- **GIVEN INSTRUCTION**:
Locate the word "ordonner" in the data below, then copy every line that holds it.

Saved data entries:
———

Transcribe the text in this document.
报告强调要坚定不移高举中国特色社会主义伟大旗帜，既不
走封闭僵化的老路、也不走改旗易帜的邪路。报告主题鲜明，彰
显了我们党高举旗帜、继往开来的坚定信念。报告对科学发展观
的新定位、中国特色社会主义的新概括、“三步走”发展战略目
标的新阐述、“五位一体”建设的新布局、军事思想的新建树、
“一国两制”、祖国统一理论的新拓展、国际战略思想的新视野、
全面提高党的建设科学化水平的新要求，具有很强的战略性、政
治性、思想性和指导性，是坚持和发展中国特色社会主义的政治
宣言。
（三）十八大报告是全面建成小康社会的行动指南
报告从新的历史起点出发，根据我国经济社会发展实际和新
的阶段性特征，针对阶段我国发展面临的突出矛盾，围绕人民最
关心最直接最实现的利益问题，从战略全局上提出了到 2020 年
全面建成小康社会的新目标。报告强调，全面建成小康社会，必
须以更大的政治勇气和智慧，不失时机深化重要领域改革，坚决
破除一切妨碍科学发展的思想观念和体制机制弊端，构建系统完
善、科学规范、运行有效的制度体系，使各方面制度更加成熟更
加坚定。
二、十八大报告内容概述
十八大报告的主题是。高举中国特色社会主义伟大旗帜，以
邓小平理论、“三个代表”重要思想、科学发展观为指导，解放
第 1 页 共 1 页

———

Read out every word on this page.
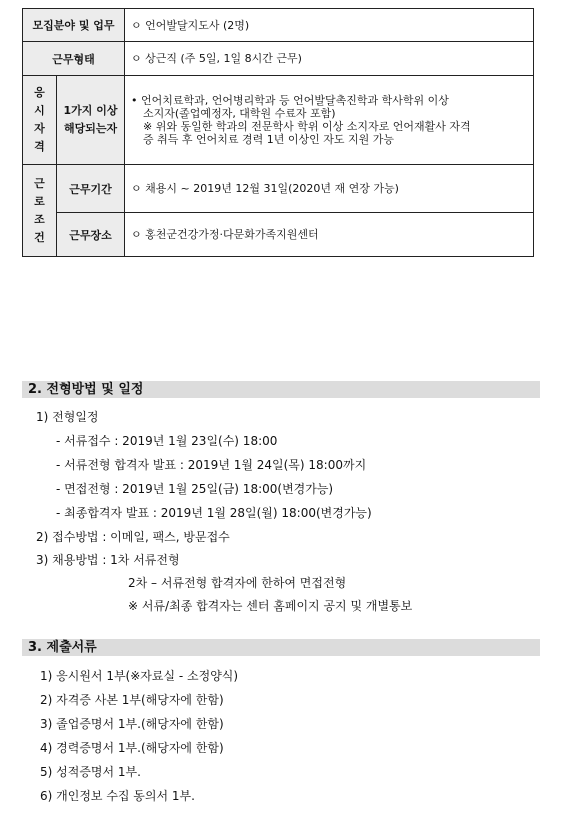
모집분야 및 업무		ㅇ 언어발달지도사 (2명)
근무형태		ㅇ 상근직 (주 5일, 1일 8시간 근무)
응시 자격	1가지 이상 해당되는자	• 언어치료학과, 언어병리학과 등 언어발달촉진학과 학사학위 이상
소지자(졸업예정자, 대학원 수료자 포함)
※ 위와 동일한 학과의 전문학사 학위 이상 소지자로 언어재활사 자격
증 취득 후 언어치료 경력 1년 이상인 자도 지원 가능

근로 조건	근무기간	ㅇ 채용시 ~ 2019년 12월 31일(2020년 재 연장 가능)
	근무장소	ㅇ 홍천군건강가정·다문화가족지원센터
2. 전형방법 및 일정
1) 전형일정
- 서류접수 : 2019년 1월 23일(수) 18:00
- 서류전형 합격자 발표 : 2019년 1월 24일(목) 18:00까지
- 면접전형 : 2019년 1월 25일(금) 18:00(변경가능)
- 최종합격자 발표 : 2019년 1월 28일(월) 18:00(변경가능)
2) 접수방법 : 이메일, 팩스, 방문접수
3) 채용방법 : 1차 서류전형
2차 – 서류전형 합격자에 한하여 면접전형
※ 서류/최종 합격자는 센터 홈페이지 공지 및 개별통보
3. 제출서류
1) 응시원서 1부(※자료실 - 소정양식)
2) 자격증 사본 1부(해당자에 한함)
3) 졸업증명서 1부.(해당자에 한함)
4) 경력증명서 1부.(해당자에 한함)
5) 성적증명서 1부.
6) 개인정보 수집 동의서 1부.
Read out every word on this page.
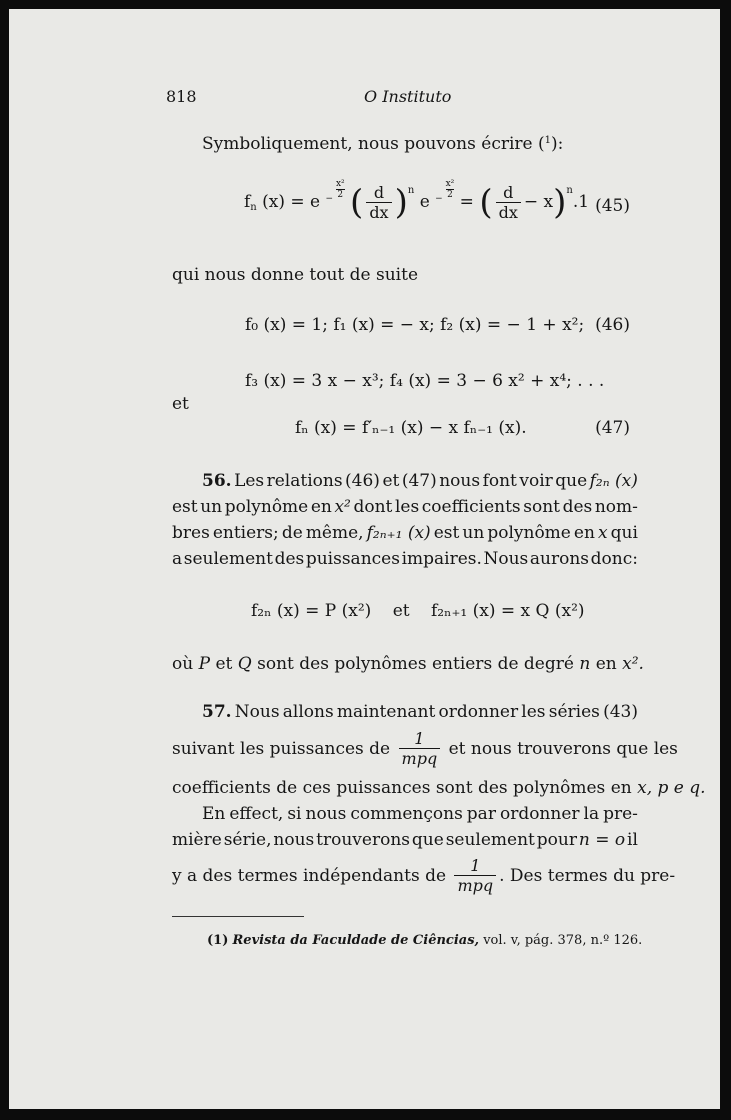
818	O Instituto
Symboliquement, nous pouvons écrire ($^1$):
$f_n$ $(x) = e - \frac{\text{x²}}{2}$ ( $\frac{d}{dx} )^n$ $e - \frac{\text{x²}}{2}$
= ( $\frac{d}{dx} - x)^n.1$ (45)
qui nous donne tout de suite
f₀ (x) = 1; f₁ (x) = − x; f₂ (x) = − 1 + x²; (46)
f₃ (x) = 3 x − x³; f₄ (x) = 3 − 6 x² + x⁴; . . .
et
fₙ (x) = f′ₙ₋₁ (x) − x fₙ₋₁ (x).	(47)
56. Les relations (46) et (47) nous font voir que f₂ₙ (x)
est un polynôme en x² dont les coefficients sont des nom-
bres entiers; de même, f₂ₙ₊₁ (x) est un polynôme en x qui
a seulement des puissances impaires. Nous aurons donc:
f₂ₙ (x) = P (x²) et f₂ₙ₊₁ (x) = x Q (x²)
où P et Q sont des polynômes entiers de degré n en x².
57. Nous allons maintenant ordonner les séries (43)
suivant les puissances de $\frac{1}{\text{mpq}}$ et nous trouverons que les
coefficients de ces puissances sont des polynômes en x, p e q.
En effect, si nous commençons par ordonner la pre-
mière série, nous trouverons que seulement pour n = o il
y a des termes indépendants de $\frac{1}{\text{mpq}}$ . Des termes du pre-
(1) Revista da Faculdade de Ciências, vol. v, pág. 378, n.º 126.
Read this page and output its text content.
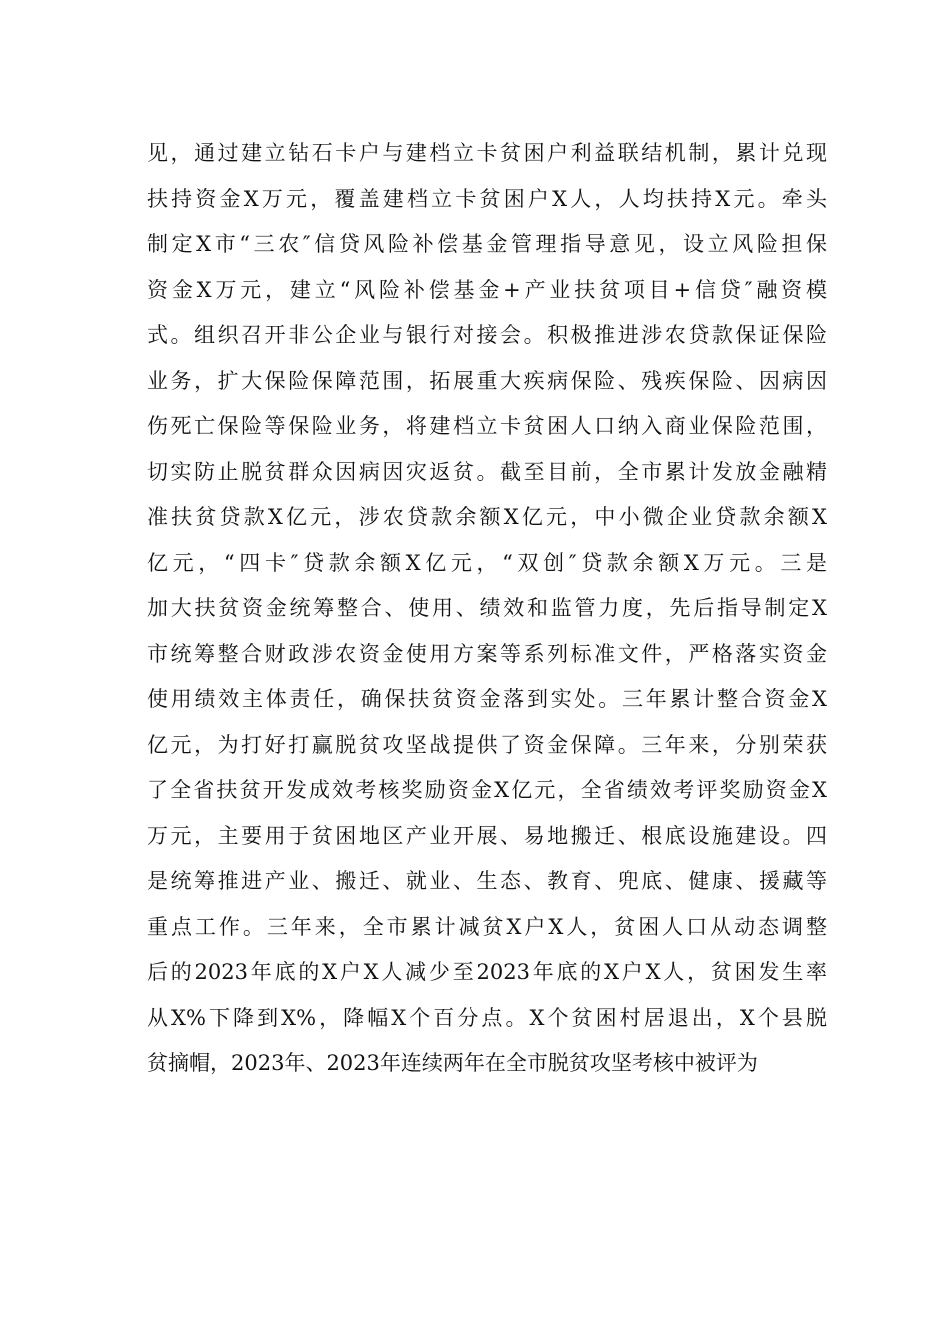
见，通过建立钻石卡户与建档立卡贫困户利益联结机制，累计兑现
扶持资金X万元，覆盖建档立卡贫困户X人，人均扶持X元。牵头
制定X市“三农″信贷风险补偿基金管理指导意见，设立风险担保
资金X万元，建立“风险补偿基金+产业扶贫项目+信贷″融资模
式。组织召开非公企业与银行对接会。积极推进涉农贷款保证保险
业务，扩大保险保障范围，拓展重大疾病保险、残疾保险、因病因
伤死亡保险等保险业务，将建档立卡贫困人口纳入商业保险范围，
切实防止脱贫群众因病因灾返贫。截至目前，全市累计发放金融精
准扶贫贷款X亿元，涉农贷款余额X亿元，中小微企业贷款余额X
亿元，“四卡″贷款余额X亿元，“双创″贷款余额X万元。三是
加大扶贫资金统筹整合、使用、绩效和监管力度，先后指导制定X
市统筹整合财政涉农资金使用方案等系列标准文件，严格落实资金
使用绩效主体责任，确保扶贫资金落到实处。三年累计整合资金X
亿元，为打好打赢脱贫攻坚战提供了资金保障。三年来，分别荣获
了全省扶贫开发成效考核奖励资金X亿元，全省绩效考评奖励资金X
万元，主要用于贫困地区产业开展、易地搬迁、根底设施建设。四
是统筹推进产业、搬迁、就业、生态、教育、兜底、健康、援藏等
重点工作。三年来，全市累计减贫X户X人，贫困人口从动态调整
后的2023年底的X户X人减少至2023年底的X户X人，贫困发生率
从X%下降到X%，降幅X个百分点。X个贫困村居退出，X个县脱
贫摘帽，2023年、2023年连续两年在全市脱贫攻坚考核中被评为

———

- **EXERCISE SOLUTION**:
57. Nous allons maintenant ordonner les séries (43)
En effect, si nous commençons par ordonner la pre-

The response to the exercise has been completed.